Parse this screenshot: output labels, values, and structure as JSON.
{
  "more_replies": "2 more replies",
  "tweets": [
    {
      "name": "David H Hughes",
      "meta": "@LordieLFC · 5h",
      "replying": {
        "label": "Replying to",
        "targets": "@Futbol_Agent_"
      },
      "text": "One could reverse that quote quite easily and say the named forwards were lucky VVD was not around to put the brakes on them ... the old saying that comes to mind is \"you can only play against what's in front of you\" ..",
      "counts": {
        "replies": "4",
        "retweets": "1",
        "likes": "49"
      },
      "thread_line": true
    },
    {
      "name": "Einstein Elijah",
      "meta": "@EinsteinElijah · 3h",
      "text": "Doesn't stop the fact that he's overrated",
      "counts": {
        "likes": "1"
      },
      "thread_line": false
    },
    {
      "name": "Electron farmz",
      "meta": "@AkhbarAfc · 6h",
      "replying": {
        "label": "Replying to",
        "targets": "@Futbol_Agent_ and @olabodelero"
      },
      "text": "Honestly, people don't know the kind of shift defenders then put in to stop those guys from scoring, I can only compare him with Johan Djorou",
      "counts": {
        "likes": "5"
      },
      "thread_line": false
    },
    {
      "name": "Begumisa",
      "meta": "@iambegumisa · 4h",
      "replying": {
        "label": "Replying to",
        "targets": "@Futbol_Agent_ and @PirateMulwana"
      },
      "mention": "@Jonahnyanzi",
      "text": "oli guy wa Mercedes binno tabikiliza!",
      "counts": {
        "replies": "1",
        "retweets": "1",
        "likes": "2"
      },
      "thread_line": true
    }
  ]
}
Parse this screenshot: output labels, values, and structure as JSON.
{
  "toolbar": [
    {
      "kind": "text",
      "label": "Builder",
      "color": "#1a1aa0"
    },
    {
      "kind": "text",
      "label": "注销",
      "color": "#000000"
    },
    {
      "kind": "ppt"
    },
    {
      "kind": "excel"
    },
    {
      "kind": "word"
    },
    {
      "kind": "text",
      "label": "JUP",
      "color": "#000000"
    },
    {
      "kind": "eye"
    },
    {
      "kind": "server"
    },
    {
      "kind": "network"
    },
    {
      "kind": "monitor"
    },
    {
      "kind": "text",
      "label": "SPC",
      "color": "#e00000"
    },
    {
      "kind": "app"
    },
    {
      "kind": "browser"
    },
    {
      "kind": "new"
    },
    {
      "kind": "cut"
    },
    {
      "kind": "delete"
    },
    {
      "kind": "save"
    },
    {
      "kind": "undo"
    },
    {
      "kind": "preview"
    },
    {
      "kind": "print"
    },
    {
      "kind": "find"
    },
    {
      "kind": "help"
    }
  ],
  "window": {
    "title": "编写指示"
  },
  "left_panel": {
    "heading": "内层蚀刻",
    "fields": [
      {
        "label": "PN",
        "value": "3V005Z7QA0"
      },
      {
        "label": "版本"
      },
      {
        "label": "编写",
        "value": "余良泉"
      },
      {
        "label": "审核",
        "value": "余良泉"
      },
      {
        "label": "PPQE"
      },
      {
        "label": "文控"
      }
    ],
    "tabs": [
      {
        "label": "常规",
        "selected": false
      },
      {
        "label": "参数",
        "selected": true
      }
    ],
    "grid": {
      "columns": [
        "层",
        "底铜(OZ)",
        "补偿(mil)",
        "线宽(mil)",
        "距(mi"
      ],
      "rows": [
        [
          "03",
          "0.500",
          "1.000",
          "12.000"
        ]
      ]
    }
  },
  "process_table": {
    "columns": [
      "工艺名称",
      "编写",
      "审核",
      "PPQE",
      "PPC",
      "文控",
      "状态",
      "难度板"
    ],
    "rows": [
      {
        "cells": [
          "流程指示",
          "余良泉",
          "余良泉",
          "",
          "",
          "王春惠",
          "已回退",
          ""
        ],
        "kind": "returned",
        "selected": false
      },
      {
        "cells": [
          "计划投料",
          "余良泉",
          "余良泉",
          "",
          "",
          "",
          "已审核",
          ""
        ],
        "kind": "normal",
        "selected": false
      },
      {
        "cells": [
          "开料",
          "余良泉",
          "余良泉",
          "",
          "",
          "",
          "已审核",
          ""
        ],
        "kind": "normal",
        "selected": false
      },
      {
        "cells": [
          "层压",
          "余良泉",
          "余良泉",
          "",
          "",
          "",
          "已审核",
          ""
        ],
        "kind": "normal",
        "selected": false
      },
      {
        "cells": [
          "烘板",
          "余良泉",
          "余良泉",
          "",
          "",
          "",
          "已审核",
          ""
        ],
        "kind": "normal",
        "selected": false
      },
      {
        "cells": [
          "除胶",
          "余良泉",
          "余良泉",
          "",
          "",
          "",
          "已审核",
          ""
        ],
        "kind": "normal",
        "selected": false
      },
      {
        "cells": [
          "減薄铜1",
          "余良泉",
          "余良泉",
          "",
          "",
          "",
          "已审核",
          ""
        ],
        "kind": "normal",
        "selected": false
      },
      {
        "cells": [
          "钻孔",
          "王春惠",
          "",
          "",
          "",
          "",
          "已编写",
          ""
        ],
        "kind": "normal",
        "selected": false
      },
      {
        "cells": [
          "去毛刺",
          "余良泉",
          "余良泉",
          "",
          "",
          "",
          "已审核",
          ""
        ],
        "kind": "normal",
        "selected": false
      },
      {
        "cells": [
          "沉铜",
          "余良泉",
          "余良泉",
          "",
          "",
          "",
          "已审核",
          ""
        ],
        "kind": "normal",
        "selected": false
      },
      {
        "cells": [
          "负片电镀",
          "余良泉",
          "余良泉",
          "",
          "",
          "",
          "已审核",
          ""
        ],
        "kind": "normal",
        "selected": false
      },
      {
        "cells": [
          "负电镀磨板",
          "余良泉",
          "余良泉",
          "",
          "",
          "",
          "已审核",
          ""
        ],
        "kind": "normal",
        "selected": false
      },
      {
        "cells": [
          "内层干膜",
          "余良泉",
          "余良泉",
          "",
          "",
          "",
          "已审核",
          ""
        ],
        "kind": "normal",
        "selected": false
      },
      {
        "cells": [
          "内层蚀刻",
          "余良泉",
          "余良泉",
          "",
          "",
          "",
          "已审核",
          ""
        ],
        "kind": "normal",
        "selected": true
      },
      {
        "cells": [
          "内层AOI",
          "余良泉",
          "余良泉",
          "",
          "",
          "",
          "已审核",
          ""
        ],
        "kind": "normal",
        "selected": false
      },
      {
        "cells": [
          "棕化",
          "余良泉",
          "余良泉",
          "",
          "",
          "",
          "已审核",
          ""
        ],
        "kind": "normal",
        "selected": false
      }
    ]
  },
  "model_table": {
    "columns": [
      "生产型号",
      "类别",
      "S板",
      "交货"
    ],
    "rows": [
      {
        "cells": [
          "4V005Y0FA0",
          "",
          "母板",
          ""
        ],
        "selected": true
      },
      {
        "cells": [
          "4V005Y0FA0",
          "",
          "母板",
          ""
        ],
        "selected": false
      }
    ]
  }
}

> [Your task]
Extract each line holding the string "color".

> [Reply to the task]
      "color": "#1a1aa0"
      "color": "#000000"
      "color": "#000000"
      "color": "#e00000"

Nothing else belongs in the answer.